(Entries taken from a collection)
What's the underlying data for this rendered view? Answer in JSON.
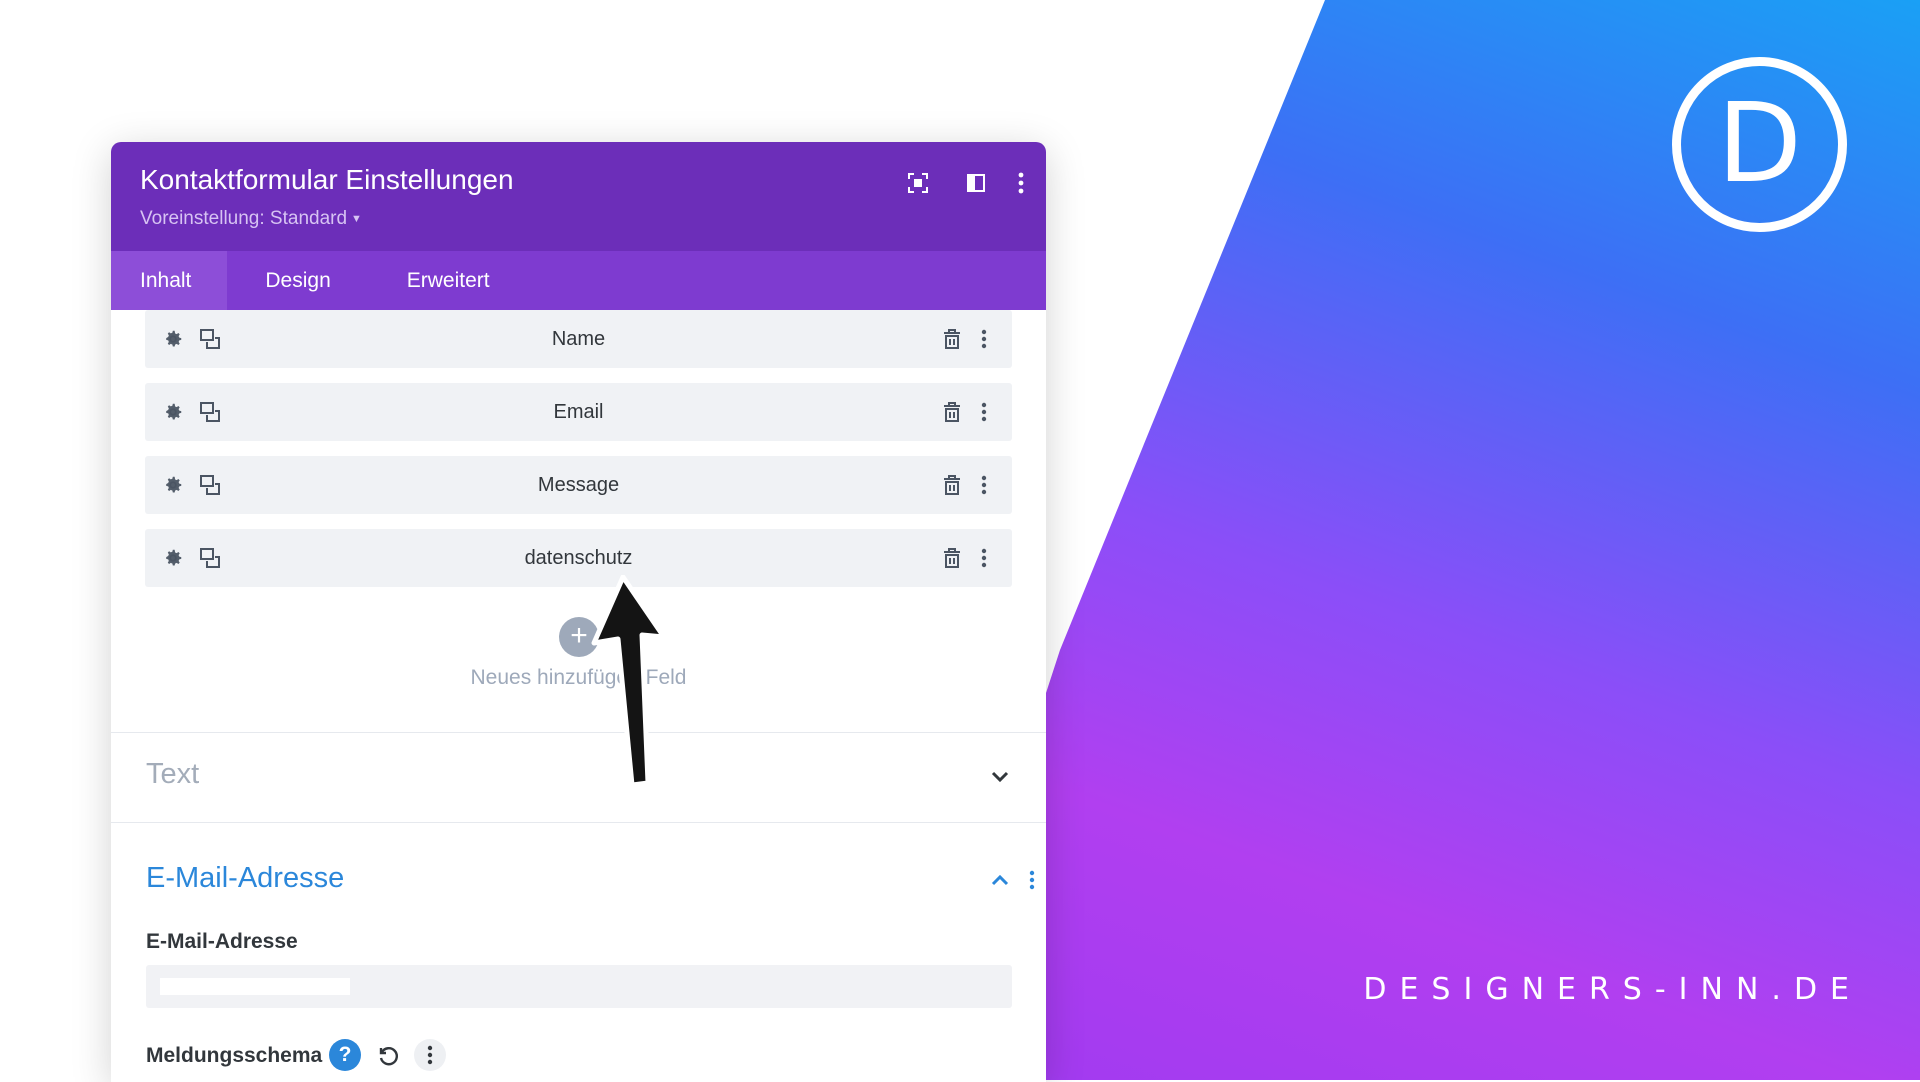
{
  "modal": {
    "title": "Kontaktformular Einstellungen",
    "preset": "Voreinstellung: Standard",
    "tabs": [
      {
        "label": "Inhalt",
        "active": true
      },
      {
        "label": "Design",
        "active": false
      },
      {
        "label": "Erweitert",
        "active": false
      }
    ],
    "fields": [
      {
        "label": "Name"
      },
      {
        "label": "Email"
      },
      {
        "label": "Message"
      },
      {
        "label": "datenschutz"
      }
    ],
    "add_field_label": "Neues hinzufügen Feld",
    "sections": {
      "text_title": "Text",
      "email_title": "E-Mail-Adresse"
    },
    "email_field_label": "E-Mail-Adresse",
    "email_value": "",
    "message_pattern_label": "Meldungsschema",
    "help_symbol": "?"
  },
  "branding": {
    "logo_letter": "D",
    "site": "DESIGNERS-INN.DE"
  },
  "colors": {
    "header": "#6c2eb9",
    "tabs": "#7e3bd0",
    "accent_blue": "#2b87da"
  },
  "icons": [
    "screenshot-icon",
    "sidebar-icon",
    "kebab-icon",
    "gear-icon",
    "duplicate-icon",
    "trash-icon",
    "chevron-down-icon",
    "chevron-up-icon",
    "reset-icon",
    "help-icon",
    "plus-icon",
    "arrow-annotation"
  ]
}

> Set task
Do not include images; quote all of the entries above exactly.

> Solved problem
What's the underlying data for this rendered view? Answer in JSON.
{
  "modal": {
    "title": "Kontaktformular Einstellungen",
    "preset": "Voreinstellung: Standard",
    "tabs": [
      {
        "label": "Inhalt",
        "active": true
      },
      {
        "label": "Design",
        "active": false
      },
      {
        "label": "Erweitert",
        "active": false
      }
    ],
    "fields": [
      {
        "label": "Name"
      },
      {
        "label": "Email"
      },
      {
        "label": "Message"
      },
      {
        "label": "datenschutz"
      }
    ],
    "add_field_label": "Neues hinzufügen Feld",
    "sections": {
      "text_title": "Text",
      "email_title": "E-Mail-Adresse"
    },
    "email_field_label": "E-Mail-Adresse",
    "email_value": "",
    "message_pattern_label": "Meldungsschema",
    "help_symbol": "?"
  },
  "branding": {
    "logo_letter": "D",
    "site": "DESIGNERS-INN.DE"
  },
  "colors": {
    "header": "#6c2eb9",
    "tabs": "#7e3bd0",
    "accent_blue": "#2b87da"
  },
  "icons": [
    "screenshot-icon",
    "sidebar-icon",
    "kebab-icon",
    "gear-icon",
    "duplicate-icon",
    "trash-icon",
    "chevron-down-icon",
    "chevron-up-icon",
    "reset-icon",
    "help-icon",
    "plus-icon",
    "arrow-annotation"
  ]
}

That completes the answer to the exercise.